- [Exercise goal]: Verbatim output of all the material below is required.

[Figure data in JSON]
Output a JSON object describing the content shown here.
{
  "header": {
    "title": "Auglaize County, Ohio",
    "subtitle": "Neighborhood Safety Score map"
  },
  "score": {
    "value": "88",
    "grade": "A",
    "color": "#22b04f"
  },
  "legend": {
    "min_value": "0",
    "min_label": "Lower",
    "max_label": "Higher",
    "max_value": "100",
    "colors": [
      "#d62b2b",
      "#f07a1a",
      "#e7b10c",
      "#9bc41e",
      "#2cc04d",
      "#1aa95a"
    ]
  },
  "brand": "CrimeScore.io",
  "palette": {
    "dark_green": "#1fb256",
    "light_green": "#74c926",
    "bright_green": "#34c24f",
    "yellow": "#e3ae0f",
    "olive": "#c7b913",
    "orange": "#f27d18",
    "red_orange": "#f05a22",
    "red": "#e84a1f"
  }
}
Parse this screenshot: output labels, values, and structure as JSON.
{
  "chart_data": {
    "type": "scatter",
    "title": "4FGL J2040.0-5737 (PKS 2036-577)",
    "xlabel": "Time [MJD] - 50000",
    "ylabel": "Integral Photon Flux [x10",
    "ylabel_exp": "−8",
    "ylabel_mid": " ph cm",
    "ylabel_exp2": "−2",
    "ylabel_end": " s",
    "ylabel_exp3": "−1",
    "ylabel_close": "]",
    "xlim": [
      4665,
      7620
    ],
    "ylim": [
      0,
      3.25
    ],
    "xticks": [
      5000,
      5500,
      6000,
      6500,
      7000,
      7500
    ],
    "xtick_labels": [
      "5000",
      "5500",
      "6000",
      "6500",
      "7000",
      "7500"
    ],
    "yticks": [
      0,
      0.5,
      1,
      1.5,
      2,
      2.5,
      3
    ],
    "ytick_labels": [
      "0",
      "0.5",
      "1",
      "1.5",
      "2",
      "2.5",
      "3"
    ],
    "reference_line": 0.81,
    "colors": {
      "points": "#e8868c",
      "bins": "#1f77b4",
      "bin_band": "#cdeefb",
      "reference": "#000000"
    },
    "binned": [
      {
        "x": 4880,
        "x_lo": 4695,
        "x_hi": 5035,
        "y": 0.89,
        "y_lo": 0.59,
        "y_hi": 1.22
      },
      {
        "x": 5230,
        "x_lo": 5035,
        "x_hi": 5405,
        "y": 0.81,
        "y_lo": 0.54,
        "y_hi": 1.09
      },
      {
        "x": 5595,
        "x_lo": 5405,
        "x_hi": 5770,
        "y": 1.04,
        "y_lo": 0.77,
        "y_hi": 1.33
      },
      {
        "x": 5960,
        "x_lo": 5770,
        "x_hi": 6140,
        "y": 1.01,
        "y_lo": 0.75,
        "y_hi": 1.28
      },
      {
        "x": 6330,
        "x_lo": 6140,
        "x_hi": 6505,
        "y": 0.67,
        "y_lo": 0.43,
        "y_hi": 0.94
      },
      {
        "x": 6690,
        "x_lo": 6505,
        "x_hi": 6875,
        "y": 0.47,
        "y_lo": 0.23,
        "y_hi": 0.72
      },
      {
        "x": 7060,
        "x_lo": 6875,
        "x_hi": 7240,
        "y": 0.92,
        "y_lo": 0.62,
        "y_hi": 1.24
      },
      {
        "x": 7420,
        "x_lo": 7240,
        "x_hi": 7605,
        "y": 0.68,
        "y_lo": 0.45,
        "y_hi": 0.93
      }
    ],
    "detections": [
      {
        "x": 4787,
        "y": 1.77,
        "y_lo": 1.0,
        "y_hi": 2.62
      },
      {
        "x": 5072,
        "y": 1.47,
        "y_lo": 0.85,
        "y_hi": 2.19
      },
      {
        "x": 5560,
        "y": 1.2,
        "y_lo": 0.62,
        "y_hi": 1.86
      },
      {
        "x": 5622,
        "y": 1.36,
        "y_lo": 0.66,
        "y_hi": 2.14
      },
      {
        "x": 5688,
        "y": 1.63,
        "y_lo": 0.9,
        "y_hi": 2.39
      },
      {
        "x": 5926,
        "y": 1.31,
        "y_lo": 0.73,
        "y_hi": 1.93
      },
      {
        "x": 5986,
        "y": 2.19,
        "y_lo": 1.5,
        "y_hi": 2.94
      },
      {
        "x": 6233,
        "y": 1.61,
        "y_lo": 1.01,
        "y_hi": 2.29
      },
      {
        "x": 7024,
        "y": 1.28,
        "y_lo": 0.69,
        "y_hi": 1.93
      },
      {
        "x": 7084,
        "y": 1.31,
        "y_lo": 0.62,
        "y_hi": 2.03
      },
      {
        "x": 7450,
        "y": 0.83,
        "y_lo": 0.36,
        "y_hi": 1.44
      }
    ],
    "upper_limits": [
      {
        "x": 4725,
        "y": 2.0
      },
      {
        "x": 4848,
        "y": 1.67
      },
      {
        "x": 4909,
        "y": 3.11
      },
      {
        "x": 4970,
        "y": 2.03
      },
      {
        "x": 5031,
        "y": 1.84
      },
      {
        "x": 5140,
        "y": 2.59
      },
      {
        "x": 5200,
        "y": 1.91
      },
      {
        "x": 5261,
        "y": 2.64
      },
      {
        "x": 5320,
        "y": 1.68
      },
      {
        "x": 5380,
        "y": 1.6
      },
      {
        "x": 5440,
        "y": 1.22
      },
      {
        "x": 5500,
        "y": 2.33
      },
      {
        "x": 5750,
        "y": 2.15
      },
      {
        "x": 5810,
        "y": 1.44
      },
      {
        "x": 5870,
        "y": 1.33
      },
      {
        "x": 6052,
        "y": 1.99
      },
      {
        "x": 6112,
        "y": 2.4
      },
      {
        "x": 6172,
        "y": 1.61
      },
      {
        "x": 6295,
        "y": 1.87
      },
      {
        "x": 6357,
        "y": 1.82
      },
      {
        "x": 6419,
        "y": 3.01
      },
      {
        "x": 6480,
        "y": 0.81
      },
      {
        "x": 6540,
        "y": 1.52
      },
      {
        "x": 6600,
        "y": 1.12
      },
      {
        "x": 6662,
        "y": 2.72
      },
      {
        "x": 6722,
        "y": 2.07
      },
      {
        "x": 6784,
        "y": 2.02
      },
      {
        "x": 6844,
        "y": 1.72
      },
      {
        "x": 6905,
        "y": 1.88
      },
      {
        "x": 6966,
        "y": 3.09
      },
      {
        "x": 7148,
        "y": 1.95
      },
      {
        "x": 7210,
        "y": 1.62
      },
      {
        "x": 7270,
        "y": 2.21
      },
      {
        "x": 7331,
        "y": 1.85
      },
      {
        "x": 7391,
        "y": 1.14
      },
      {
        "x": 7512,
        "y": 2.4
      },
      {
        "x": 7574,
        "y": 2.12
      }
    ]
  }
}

- [Result of this exercise]:
Output a JSON object describing the content shown here.
{
  "header": {
    "title": "Auglaize County, Ohio",
    "subtitle": "Neighborhood Safety Score map"
  },
  "score": {
    "value": "88",
    "grade": "A",
    "color": "#22b04f"
  },
  "legend": {
    "min_value": "0",
    "min_label": "Lower",
    "max_label": "Higher",
    "max_value": "100",
    "colors": [
      "#d62b2b",
      "#f07a1a",
      "#e7b10c",
      "#9bc41e",
      "#2cc04d",
      "#1aa95a"
    ]
  },
  "brand": "CrimeScore.io",
  "palette": {
    "dark_green": "#1fb256",
    "light_green": "#74c926",
    "bright_green": "#34c24f",
    "yellow": "#e3ae0f",
    "olive": "#c7b913",
    "orange": "#f27d18",
    "red_orange": "#f05a22",
    "red": "#e84a1f"
  }
}
Parse this screenshot: output labels, values, and structure as JSON.
{
  "chart_data": {
    "type": "scatter",
    "title": "4FGL J2040.0-5737 (PKS 2036-577)",
    "xlabel": "Time [MJD] - 50000",
    "ylabel": "Integral Photon Flux [x10",
    "ylabel_exp": "−8",
    "ylabel_mid": " ph cm",
    "ylabel_exp2": "−2",
    "ylabel_end": " s",
    "ylabel_exp3": "−1",
    "ylabel_close": "]",
    "xlim": [
      4665,
      7620
    ],
    "ylim": [
      0,
      3.25
    ],
    "xticks": [
      5000,
      5500,
      6000,
      6500,
      7000,
      7500
    ],
    "xtick_labels": [
      "5000",
      "5500",
      "6000",
      "6500",
      "7000",
      "7500"
    ],
    "yticks": [
      0,
      0.5,
      1,
      1.5,
      2,
      2.5,
      3
    ],
    "ytick_labels": [
      "0",
      "0.5",
      "1",
      "1.5",
      "2",
      "2.5",
      "3"
    ],
    "reference_line": 0.81,
    "colors": {
      "points": "#e8868c",
      "bins": "#1f77b4",
      "bin_band": "#cdeefb",
      "reference": "#000000"
    },
    "binned": [
      {
        "x": 4880,
        "x_lo": 4695,
        "x_hi": 5035,
        "y": 0.89,
        "y_lo": 0.59,
        "y_hi": 1.22
      },
      {
        "x": 5230,
        "x_lo": 5035,
        "x_hi": 5405,
        "y": 0.81,
        "y_lo": 0.54,
        "y_hi": 1.09
      },
      {
        "x": 5595,
        "x_lo": 5405,
        "x_hi": 5770,
        "y": 1.04,
        "y_lo": 0.77,
        "y_hi": 1.33
      },
      {
        "x": 5960,
        "x_lo": 5770,
        "x_hi": 6140,
        "y": 1.01,
        "y_lo": 0.75,
        "y_hi": 1.28
      },
      {
        "x": 6330,
        "x_lo": 6140,
        "x_hi": 6505,
        "y": 0.67,
        "y_lo": 0.43,
        "y_hi": 0.94
      },
      {
        "x": 6690,
        "x_lo": 6505,
        "x_hi": 6875,
        "y": 0.47,
        "y_lo": 0.23,
        "y_hi": 0.72
      },
      {
        "x": 7060,
        "x_lo": 6875,
        "x_hi": 7240,
        "y": 0.92,
        "y_lo": 0.62,
        "y_hi": 1.24
      },
      {
        "x": 7420,
        "x_lo": 7240,
        "x_hi": 7605,
        "y": 0.68,
        "y_lo": 0.45,
        "y_hi": 0.93
      }
    ],
    "detections": [
      {
        "x": 4787,
        "y": 1.77,
        "y_lo": 1.0,
        "y_hi": 2.62
      },
      {
        "x": 5072,
        "y": 1.47,
        "y_lo": 0.85,
        "y_hi": 2.19
      },
      {
        "x": 5560,
        "y": 1.2,
        "y_lo": 0.62,
        "y_hi": 1.86
      },
      {
        "x": 5622,
        "y": 1.36,
        "y_lo": 0.66,
        "y_hi": 2.14
      },
      {
        "x": 5688,
        "y": 1.63,
        "y_lo": 0.9,
        "y_hi": 2.39
      },
      {
        "x": 5926,
        "y": 1.31,
        "y_lo": 0.73,
        "y_hi": 1.93
      },
      {
        "x": 5986,
        "y": 2.19,
        "y_lo": 1.5,
        "y_hi": 2.94
      },
      {
        "x": 6233,
        "y": 1.61,
        "y_lo": 1.01,
        "y_hi": 2.29
      },
      {
        "x": 7024,
        "y": 1.28,
        "y_lo": 0.69,
        "y_hi": 1.93
      },
      {
        "x": 7084,
        "y": 1.31,
        "y_lo": 0.62,
        "y_hi": 2.03
      },
      {
        "x": 7450,
        "y": 0.83,
        "y_lo": 0.36,
        "y_hi": 1.44
      }
    ],
    "upper_limits": [
      {
        "x": 4725,
        "y": 2.0
      },
      {
        "x": 4848,
        "y": 1.67
      },
      {
        "x": 4909,
        "y": 3.11
      },
      {
        "x": 4970,
        "y": 2.03
      },
      {
        "x": 5031,
        "y": 1.84
      },
      {
        "x": 5140,
        "y": 2.59
      },
      {
        "x": 5200,
        "y": 1.91
      },
      {
        "x": 5261,
        "y": 2.64
      },
      {
        "x": 5320,
        "y": 1.68
      },
      {
        "x": 5380,
        "y": 1.6
      },
      {
        "x": 5440,
        "y": 1.22
      },
      {
        "x": 5500,
        "y": 2.33
      },
      {
        "x": 5750,
        "y": 2.15
      },
      {
        "x": 5810,
        "y": 1.44
      },
      {
        "x": 5870,
        "y": 1.33
      },
      {
        "x": 6052,
        "y": 1.99
      },
      {
        "x": 6112,
        "y": 2.4
      },
      {
        "x": 6172,
        "y": 1.61
      },
      {
        "x": 6295,
        "y": 1.87
      },
      {
        "x": 6357,
        "y": 1.82
      },
      {
        "x": 6419,
        "y": 3.01
      },
      {
        "x": 6480,
        "y": 0.81
      },
      {
        "x": 6540,
        "y": 1.52
      },
      {
        "x": 6600,
        "y": 1.12
      },
      {
        "x": 6662,
        "y": 2.72
      },
      {
        "x": 6722,
        "y": 2.07
      },
      {
        "x": 6784,
        "y": 2.02
      },
      {
        "x": 6844,
        "y": 1.72
      },
      {
        "x": 6905,
        "y": 1.88
      },
      {
        "x": 6966,
        "y": 3.09
      },
      {
        "x": 7148,
        "y": 1.95
      },
      {
        "x": 7210,
        "y": 1.62
      },
      {
        "x": 7270,
        "y": 2.21
      },
      {
        "x": 7331,
        "y": 1.85
      },
      {
        "x": 7391,
        "y": 1.14
      },
      {
        "x": 7512,
        "y": 2.4
      },
      {
        "x": 7574,
        "y": 2.12
      }
    ]
  }
}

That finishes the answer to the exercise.